Here are some records; quote them exactly, leaving out the pictures.

----

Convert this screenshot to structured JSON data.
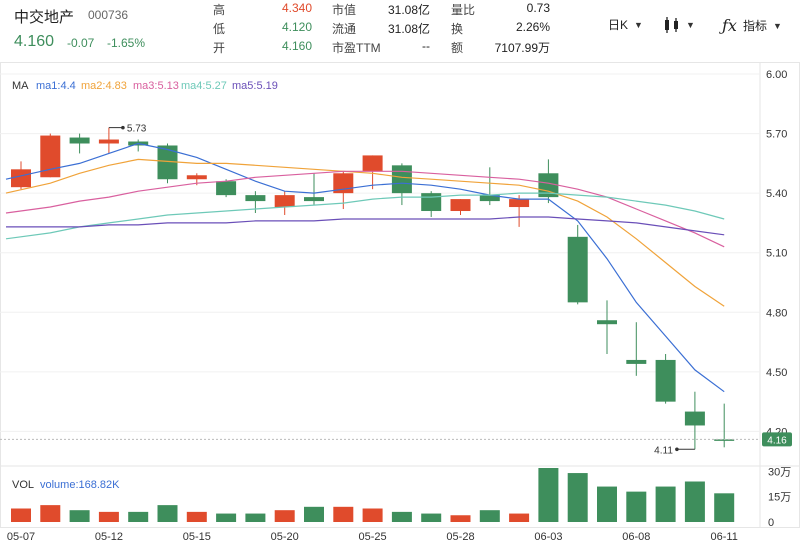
{
  "stock": {
    "name": "中交地产",
    "code": "000736",
    "price": "4.160",
    "change": "-0.07",
    "change_pct": "-1.65%"
  },
  "stats": {
    "high_label": "高",
    "high": "4.340",
    "low_label": "低",
    "low": "4.120",
    "open_label": "开",
    "open": "4.160",
    "mcap_label": "市值",
    "mcap": "31.08亿",
    "float_label": "流通",
    "float": "31.08亿",
    "pe_label": "市盈TTM",
    "pe": "--",
    "vr_label": "量比",
    "vr": "0.73",
    "turnover_label": "换",
    "turnover": "2.26%",
    "amount_label": "额",
    "amount": "7107.99万"
  },
  "toolbar": {
    "period": "日K",
    "indicator": "指标"
  },
  "legend": {
    "ma": "MA",
    "ma1": "ma1:4.4",
    "ma2": "ma2:4.83",
    "ma3": "ma3:5.13",
    "ma4": "ma4:5.27",
    "ma5": "ma5:5.19",
    "vol": "VOL",
    "volume": "volume:168.82K"
  },
  "colors": {
    "up": "#e04b2c",
    "down": "#3e8e5c",
    "ma1": "#3b6fd4",
    "ma2": "#f0a33a",
    "ma3": "#d9609f",
    "ma4": "#6ec9b8",
    "ma5": "#6a4fb8"
  },
  "chart_data": {
    "type": "candlestick",
    "price_axis": {
      "min": 3.9,
      "max": 6.0,
      "ticks": [
        "6.00",
        "5.70",
        "5.40",
        "5.10",
        "4.80",
        "4.50",
        "4.20"
      ]
    },
    "volume_axis": {
      "min": 0,
      "max": 32,
      "ticks": [
        "30万",
        "15万",
        "0"
      ]
    },
    "x_labels": [
      {
        "index": 0,
        "label": "05-07"
      },
      {
        "index": 3,
        "label": "05-12"
      },
      {
        "index": 6,
        "label": "05-15"
      },
      {
        "index": 9,
        "label": "05-20"
      },
      {
        "index": 12,
        "label": "05-25"
      },
      {
        "index": 15,
        "label": "05-28"
      },
      {
        "index": 18,
        "label": "06-03"
      },
      {
        "index": 21,
        "label": "06-08"
      },
      {
        "index": 24,
        "label": "06-11"
      }
    ],
    "candles": [
      {
        "o": 5.43,
        "c": 5.52,
        "h": 5.56,
        "l": 5.42,
        "v": 8
      },
      {
        "o": 5.48,
        "c": 5.69,
        "h": 5.7,
        "l": 5.48,
        "v": 10
      },
      {
        "o": 5.68,
        "c": 5.65,
        "h": 5.7,
        "l": 5.6,
        "v": 7
      },
      {
        "o": 5.65,
        "c": 5.67,
        "h": 5.73,
        "l": 5.6,
        "v": 6
      },
      {
        "o": 5.66,
        "c": 5.64,
        "h": 5.67,
        "l": 5.61,
        "v": 6
      },
      {
        "o": 5.64,
        "c": 5.47,
        "h": 5.65,
        "l": 5.45,
        "v": 10
      },
      {
        "o": 5.47,
        "c": 5.49,
        "h": 5.5,
        "l": 5.44,
        "v": 6
      },
      {
        "o": 5.46,
        "c": 5.39,
        "h": 5.47,
        "l": 5.38,
        "v": 5
      },
      {
        "o": 5.39,
        "c": 5.36,
        "h": 5.41,
        "l": 5.3,
        "v": 5
      },
      {
        "o": 5.33,
        "c": 5.39,
        "h": 5.41,
        "l": 5.29,
        "v": 7
      },
      {
        "o": 5.38,
        "c": 5.36,
        "h": 5.5,
        "l": 5.34,
        "v": 9
      },
      {
        "o": 5.4,
        "c": 5.5,
        "h": 5.51,
        "l": 5.32,
        "v": 9
      },
      {
        "o": 5.51,
        "c": 5.59,
        "h": 5.59,
        "l": 5.42,
        "v": 8
      },
      {
        "o": 5.54,
        "c": 5.4,
        "h": 5.55,
        "l": 5.34,
        "v": 6
      },
      {
        "o": 5.4,
        "c": 5.31,
        "h": 5.41,
        "l": 5.28,
        "v": 5
      },
      {
        "o": 5.31,
        "c": 5.37,
        "h": 5.37,
        "l": 5.29,
        "v": 4
      },
      {
        "o": 5.39,
        "c": 5.36,
        "h": 5.53,
        "l": 5.34,
        "v": 7
      },
      {
        "o": 5.33,
        "c": 5.37,
        "h": 5.39,
        "l": 5.23,
        "v": 5
      },
      {
        "o": 5.5,
        "c": 5.38,
        "h": 5.57,
        "l": 5.35,
        "v": 32
      },
      {
        "o": 5.18,
        "c": 4.85,
        "h": 5.24,
        "l": 4.84,
        "v": 29
      },
      {
        "o": 4.76,
        "c": 4.74,
        "h": 4.86,
        "l": 4.59,
        "v": 21
      },
      {
        "o": 4.56,
        "c": 4.54,
        "h": 4.75,
        "l": 4.48,
        "v": 18
      },
      {
        "o": 4.56,
        "c": 4.35,
        "h": 4.59,
        "l": 4.34,
        "v": 21
      },
      {
        "o": 4.3,
        "c": 4.23,
        "h": 4.4,
        "l": 4.11,
        "v": 24
      },
      {
        "o": 4.16,
        "c": 4.16,
        "h": 4.34,
        "l": 4.12,
        "v": 17
      }
    ],
    "ma": {
      "ma1": [
        5.47,
        5.52,
        5.55,
        5.6,
        5.65,
        5.62,
        5.58,
        5.52,
        5.46,
        5.41,
        5.4,
        5.42,
        5.44,
        5.45,
        5.44,
        5.42,
        5.39,
        5.37,
        5.37,
        5.26,
        5.07,
        4.85,
        4.68,
        4.51,
        4.4
      ],
      "ma2": [
        5.4,
        5.45,
        5.5,
        5.54,
        5.57,
        5.56,
        5.55,
        5.55,
        5.54,
        5.53,
        5.52,
        5.51,
        5.5,
        5.48,
        5.47,
        5.46,
        5.45,
        5.44,
        5.41,
        5.36,
        5.28,
        5.17,
        5.05,
        4.93,
        4.83
      ],
      "ma3": [
        5.3,
        5.33,
        5.36,
        5.38,
        5.41,
        5.43,
        5.45,
        5.46,
        5.48,
        5.49,
        5.5,
        5.51,
        5.51,
        5.51,
        5.5,
        5.49,
        5.48,
        5.47,
        5.45,
        5.42,
        5.38,
        5.32,
        5.26,
        5.2,
        5.13
      ],
      "ma4": [
        5.17,
        5.2,
        5.23,
        5.25,
        5.27,
        5.29,
        5.3,
        5.31,
        5.32,
        5.33,
        5.34,
        5.35,
        5.37,
        5.38,
        5.38,
        5.39,
        5.39,
        5.4,
        5.4,
        5.39,
        5.38,
        5.36,
        5.34,
        5.31,
        5.27
      ],
      "ma5": [
        5.23,
        5.23,
        5.23,
        5.24,
        5.24,
        5.25,
        5.25,
        5.25,
        5.26,
        5.26,
        5.26,
        5.27,
        5.27,
        5.27,
        5.27,
        5.27,
        5.27,
        5.28,
        5.28,
        5.27,
        5.26,
        5.25,
        5.23,
        5.21,
        5.19
      ]
    },
    "annotations": {
      "max_label": "5.73",
      "max_index": 3,
      "max_value": 5.73,
      "min_label": "4.11",
      "min_index": 23,
      "min_value": 4.11,
      "last_price_label": "4.16",
      "last_price": 4.16
    }
  }
}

----

• PROBLEM SOLUTION
Convert this screenshot to structured JSON data.
{
  "stock": {
    "name": "中交地产",
    "code": "000736",
    "price": "4.160",
    "change": "-0.07",
    "change_pct": "-1.65%"
  },
  "stats": {
    "high_label": "高",
    "high": "4.340",
    "low_label": "低",
    "low": "4.120",
    "open_label": "开",
    "open": "4.160",
    "mcap_label": "市值",
    "mcap": "31.08亿",
    "float_label": "流通",
    "float": "31.08亿",
    "pe_label": "市盈TTM",
    "pe": "--",
    "vr_label": "量比",
    "vr": "0.73",
    "turnover_label": "换",
    "turnover": "2.26%",
    "amount_label": "额",
    "amount": "7107.99万"
  },
  "toolbar": {
    "period": "日K",
    "indicator": "指标"
  },
  "legend": {
    "ma": "MA",
    "ma1": "ma1:4.4",
    "ma2": "ma2:4.83",
    "ma3": "ma3:5.13",
    "ma4": "ma4:5.27",
    "ma5": "ma5:5.19",
    "vol": "VOL",
    "volume": "volume:168.82K"
  },
  "colors": {
    "up": "#e04b2c",
    "down": "#3e8e5c",
    "ma1": "#3b6fd4",
    "ma2": "#f0a33a",
    "ma3": "#d9609f",
    "ma4": "#6ec9b8",
    "ma5": "#6a4fb8"
  },
  "chart_data": {
    "type": "candlestick",
    "price_axis": {
      "min": 3.9,
      "max": 6.0,
      "ticks": [
        "6.00",
        "5.70",
        "5.40",
        "5.10",
        "4.80",
        "4.50",
        "4.20"
      ]
    },
    "volume_axis": {
      "min": 0,
      "max": 32,
      "ticks": [
        "30万",
        "15万",
        "0"
      ]
    },
    "x_labels": [
      {
        "index": 0,
        "label": "05-07"
      },
      {
        "index": 3,
        "label": "05-12"
      },
      {
        "index": 6,
        "label": "05-15"
      },
      {
        "index": 9,
        "label": "05-20"
      },
      {
        "index": 12,
        "label": "05-25"
      },
      {
        "index": 15,
        "label": "05-28"
      },
      {
        "index": 18,
        "label": "06-03"
      },
      {
        "index": 21,
        "label": "06-08"
      },
      {
        "index": 24,
        "label": "06-11"
      }
    ],
    "candles": [
      {
        "o": 5.43,
        "c": 5.52,
        "h": 5.56,
        "l": 5.42,
        "v": 8
      },
      {
        "o": 5.48,
        "c": 5.69,
        "h": 5.7,
        "l": 5.48,
        "v": 10
      },
      {
        "o": 5.68,
        "c": 5.65,
        "h": 5.7,
        "l": 5.6,
        "v": 7
      },
      {
        "o": 5.65,
        "c": 5.67,
        "h": 5.73,
        "l": 5.6,
        "v": 6
      },
      {
        "o": 5.66,
        "c": 5.64,
        "h": 5.67,
        "l": 5.61,
        "v": 6
      },
      {
        "o": 5.64,
        "c": 5.47,
        "h": 5.65,
        "l": 5.45,
        "v": 10
      },
      {
        "o": 5.47,
        "c": 5.49,
        "h": 5.5,
        "l": 5.44,
        "v": 6
      },
      {
        "o": 5.46,
        "c": 5.39,
        "h": 5.47,
        "l": 5.38,
        "v": 5
      },
      {
        "o": 5.39,
        "c": 5.36,
        "h": 5.41,
        "l": 5.3,
        "v": 5
      },
      {
        "o": 5.33,
        "c": 5.39,
        "h": 5.41,
        "l": 5.29,
        "v": 7
      },
      {
        "o": 5.38,
        "c": 5.36,
        "h": 5.5,
        "l": 5.34,
        "v": 9
      },
      {
        "o": 5.4,
        "c": 5.5,
        "h": 5.51,
        "l": 5.32,
        "v": 9
      },
      {
        "o": 5.51,
        "c": 5.59,
        "h": 5.59,
        "l": 5.42,
        "v": 8
      },
      {
        "o": 5.54,
        "c": 5.4,
        "h": 5.55,
        "l": 5.34,
        "v": 6
      },
      {
        "o": 5.4,
        "c": 5.31,
        "h": 5.41,
        "l": 5.28,
        "v": 5
      },
      {
        "o": 5.31,
        "c": 5.37,
        "h": 5.37,
        "l": 5.29,
        "v": 4
      },
      {
        "o": 5.39,
        "c": 5.36,
        "h": 5.53,
        "l": 5.34,
        "v": 7
      },
      {
        "o": 5.33,
        "c": 5.37,
        "h": 5.39,
        "l": 5.23,
        "v": 5
      },
      {
        "o": 5.5,
        "c": 5.38,
        "h": 5.57,
        "l": 5.35,
        "v": 32
      },
      {
        "o": 5.18,
        "c": 4.85,
        "h": 5.24,
        "l": 4.84,
        "v": 29
      },
      {
        "o": 4.76,
        "c": 4.74,
        "h": 4.86,
        "l": 4.59,
        "v": 21
      },
      {
        "o": 4.56,
        "c": 4.54,
        "h": 4.75,
        "l": 4.48,
        "v": 18
      },
      {
        "o": 4.56,
        "c": 4.35,
        "h": 4.59,
        "l": 4.34,
        "v": 21
      },
      {
        "o": 4.3,
        "c": 4.23,
        "h": 4.4,
        "l": 4.11,
        "v": 24
      },
      {
        "o": 4.16,
        "c": 4.16,
        "h": 4.34,
        "l": 4.12,
        "v": 17
      }
    ],
    "ma": {
      "ma1": [
        5.47,
        5.52,
        5.55,
        5.6,
        5.65,
        5.62,
        5.58,
        5.52,
        5.46,
        5.41,
        5.4,
        5.42,
        5.44,
        5.45,
        5.44,
        5.42,
        5.39,
        5.37,
        5.37,
        5.26,
        5.07,
        4.85,
        4.68,
        4.51,
        4.4
      ],
      "ma2": [
        5.4,
        5.45,
        5.5,
        5.54,
        5.57,
        5.56,
        5.55,
        5.55,
        5.54,
        5.53,
        5.52,
        5.51,
        5.5,
        5.48,
        5.47,
        5.46,
        5.45,
        5.44,
        5.41,
        5.36,
        5.28,
        5.17,
        5.05,
        4.93,
        4.83
      ],
      "ma3": [
        5.3,
        5.33,
        5.36,
        5.38,
        5.41,
        5.43,
        5.45,
        5.46,
        5.48,
        5.49,
        5.5,
        5.51,
        5.51,
        5.51,
        5.5,
        5.49,
        5.48,
        5.47,
        5.45,
        5.42,
        5.38,
        5.32,
        5.26,
        5.2,
        5.13
      ],
      "ma4": [
        5.17,
        5.2,
        5.23,
        5.25,
        5.27,
        5.29,
        5.3,
        5.31,
        5.32,
        5.33,
        5.34,
        5.35,
        5.37,
        5.38,
        5.38,
        5.39,
        5.39,
        5.4,
        5.4,
        5.39,
        5.38,
        5.36,
        5.34,
        5.31,
        5.27
      ],
      "ma5": [
        5.23,
        5.23,
        5.23,
        5.24,
        5.24,
        5.25,
        5.25,
        5.25,
        5.26,
        5.26,
        5.26,
        5.27,
        5.27,
        5.27,
        5.27,
        5.27,
        5.27,
        5.28,
        5.28,
        5.27,
        5.26,
        5.25,
        5.23,
        5.21,
        5.19
      ]
    },
    "annotations": {
      "max_label": "5.73",
      "max_index": 3,
      "max_value": 5.73,
      "min_label": "4.11",
      "min_index": 23,
      "min_value": 4.11,
      "last_price_label": "4.16",
      "last_price": 4.16
    }
  }
}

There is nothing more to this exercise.